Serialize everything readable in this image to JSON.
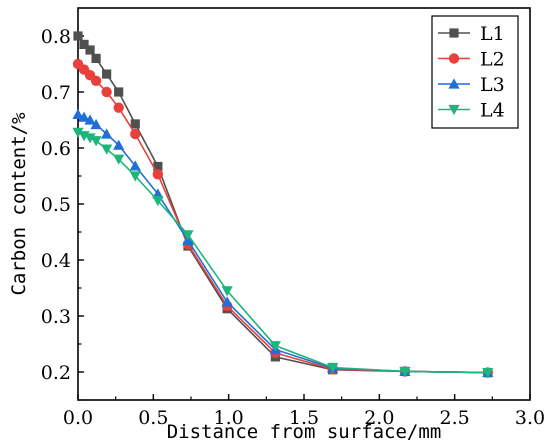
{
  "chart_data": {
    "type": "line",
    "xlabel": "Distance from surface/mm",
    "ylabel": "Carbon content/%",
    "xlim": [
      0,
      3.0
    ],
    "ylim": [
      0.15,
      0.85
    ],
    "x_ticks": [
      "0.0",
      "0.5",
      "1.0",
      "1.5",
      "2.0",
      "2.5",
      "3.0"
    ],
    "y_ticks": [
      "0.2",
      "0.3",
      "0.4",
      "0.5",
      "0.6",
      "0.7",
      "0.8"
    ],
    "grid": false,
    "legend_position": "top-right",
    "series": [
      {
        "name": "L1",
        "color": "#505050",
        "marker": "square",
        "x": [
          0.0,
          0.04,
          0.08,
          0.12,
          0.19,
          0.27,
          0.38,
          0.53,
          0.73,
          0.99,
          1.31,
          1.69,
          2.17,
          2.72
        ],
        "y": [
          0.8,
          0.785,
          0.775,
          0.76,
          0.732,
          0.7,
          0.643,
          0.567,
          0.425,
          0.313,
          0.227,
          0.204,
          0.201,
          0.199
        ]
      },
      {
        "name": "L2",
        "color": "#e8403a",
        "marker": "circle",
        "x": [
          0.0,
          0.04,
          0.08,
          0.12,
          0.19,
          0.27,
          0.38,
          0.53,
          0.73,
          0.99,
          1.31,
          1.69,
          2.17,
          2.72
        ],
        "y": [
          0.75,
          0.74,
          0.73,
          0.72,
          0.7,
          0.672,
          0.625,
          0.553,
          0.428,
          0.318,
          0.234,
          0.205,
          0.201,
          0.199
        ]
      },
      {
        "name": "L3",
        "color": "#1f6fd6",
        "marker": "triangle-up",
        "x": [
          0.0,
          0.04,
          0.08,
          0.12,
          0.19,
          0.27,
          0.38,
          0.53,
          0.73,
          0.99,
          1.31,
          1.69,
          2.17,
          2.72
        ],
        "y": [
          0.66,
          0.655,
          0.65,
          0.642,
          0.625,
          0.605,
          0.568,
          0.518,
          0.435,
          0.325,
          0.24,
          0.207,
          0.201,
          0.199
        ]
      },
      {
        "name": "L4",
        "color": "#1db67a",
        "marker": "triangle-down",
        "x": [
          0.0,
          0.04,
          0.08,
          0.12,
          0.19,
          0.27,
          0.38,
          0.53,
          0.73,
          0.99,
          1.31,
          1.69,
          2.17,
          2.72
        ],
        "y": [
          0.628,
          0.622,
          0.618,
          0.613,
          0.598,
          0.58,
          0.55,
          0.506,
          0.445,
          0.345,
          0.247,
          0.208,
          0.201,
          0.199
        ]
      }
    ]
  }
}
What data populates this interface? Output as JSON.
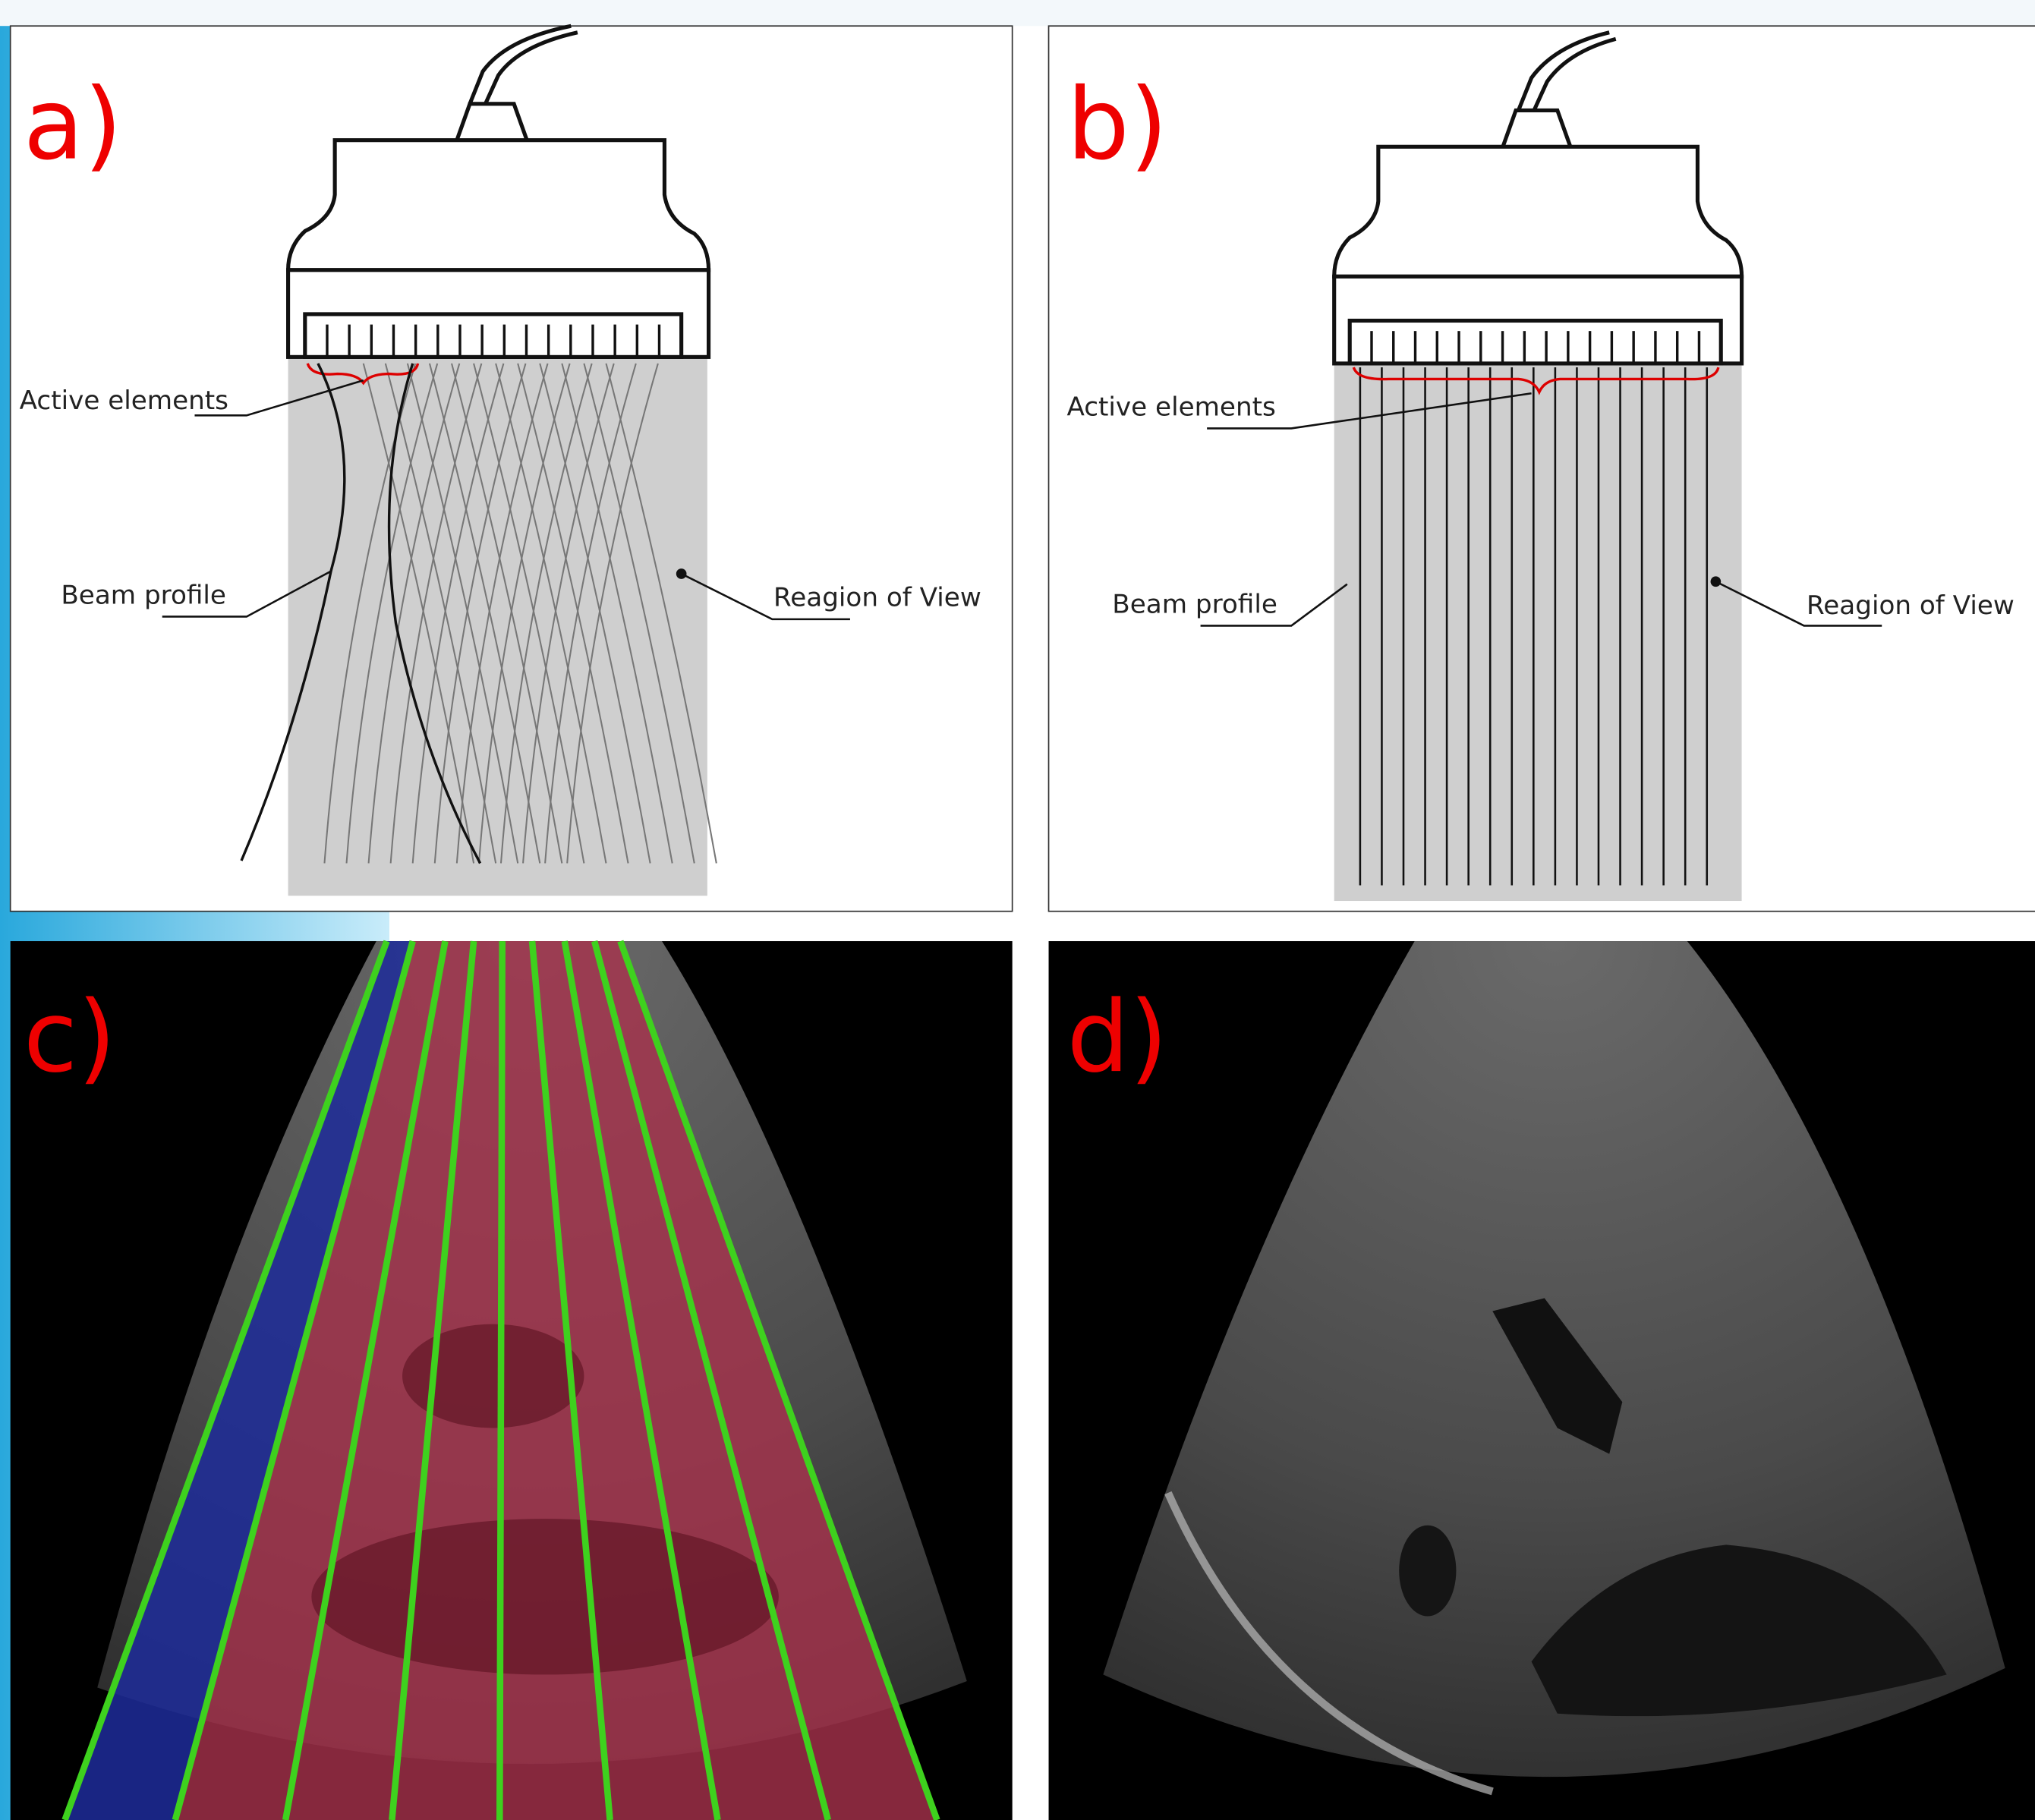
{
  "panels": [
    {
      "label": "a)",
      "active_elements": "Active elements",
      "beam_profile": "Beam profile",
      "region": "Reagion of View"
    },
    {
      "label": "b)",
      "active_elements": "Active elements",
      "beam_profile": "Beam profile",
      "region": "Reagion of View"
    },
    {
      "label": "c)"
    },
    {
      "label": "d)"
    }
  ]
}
....
## Brief
Retype exactly, and only, the lines from the one containing "What data populates" through the end of the material, leaving aside every picture.

## Output
What data populates this interface? Output as JSON.
{
  "panels": [
    {
      "label": "a)",
      "active_elements": "Active elements",
      "beam_profile": "Beam profile",
      "region": "Reagion of View"
    },
    {
      "label": "b)",
      "active_elements": "Active elements",
      "beam_profile": "Beam profile",
      "region": "Reagion of View"
    },
    {
      "label": "c)"
    },
    {
      "label": "d)"
    }
  ]
}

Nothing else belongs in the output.